**Quoted text**
----------------

The game features animated cutscenes produced by Studio Pierrot, who also produced the cutscenes in the first two games. The voices were recorded and directed by Jin Aketagawa at Magic Capsule. Miki Nagasawa and Etsuko Kozakura replaced Miho Kanno and Mika Kanai as the voices of Rami Nanahikari and Pochi Nanahikari, respectively, though Kanai reprised her role as Himiko Yamatai, as did Jōji Yanami as Dr. Pon, Keiko Yamamoto as Grandma, Yusaku Yara as the narrator, and Kae Araki as Yoshiko Oroshiya. Additional voices were provided by Nagasawa, Araki, Tomohisa Asō, Kōji Ishii, Kumiko Watanabe, Kurumi Mamiya, Tomokazu Seki, Dai Sasahara and Misa Watanabe.

==Release==
Rami-chan no Ōedo Sugoroku: Keiō Yūgekitai Gaiden was released on September 17, 1998. Upon its release, the game received mixed-to-negative reviews for its poor graphics, gameplay, and mechanics, and the absence of Miho Kanno. Its genre, release on the PlayStation and expensive price also unintentionally led to the first two games receiving negative reviews at the time for their different genres, releases on the Sega CD and Sega Saturn and prices.

On August 7, 2023, Tsukasa Tawada stated that he personally thought at the time that it would have been nice if the series had a fourth installment, a role-playing game. In February 2024, Samantha Paris, Rami's voice actress in the English versions of the first two games, stated that she was not aware of the game.

----------------

**Given information**
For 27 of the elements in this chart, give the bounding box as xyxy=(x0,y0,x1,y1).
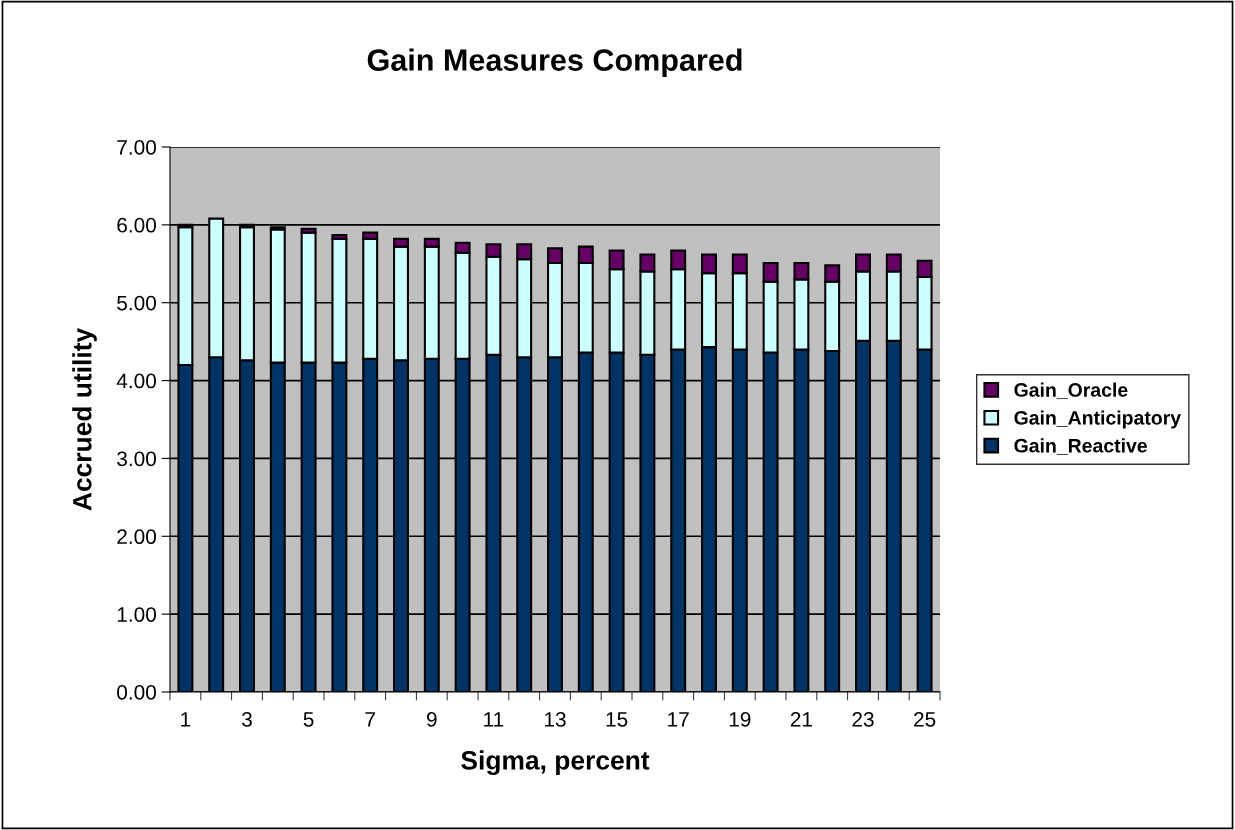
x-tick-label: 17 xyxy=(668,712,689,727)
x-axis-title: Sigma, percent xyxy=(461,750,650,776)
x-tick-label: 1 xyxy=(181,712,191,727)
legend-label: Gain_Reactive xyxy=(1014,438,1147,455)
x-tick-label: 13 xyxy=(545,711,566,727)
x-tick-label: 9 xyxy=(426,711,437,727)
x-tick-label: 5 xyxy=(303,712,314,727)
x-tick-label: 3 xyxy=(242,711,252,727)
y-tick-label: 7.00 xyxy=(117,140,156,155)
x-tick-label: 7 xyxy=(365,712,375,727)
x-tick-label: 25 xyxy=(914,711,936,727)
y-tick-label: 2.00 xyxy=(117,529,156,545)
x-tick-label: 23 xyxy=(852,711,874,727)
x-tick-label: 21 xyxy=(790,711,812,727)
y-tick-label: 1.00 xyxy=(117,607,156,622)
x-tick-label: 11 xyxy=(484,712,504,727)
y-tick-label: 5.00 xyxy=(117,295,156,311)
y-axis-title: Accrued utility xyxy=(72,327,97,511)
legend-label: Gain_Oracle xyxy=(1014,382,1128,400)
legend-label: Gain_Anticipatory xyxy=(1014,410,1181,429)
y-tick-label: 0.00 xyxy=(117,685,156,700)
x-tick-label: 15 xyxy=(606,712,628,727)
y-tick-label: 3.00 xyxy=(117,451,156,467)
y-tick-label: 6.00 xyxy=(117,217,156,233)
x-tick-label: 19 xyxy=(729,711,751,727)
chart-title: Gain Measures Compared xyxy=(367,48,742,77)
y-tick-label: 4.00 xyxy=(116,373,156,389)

----------------

**Job**
Quote the text about the Rami-chan sugoroku game word for word, starting at "On August 7, 2023, Tsukasa" and ending at "of the game.".

**Expected output**
On August 7, 2023, Tsukasa Tawada stated that he personally thought at the time that it would have been nice if the series had a fourth installment, a role-playing game. In February 2024, Samantha Paris, Rami's voice actress in the English versions of the first two games, stated that she was not aware of the game.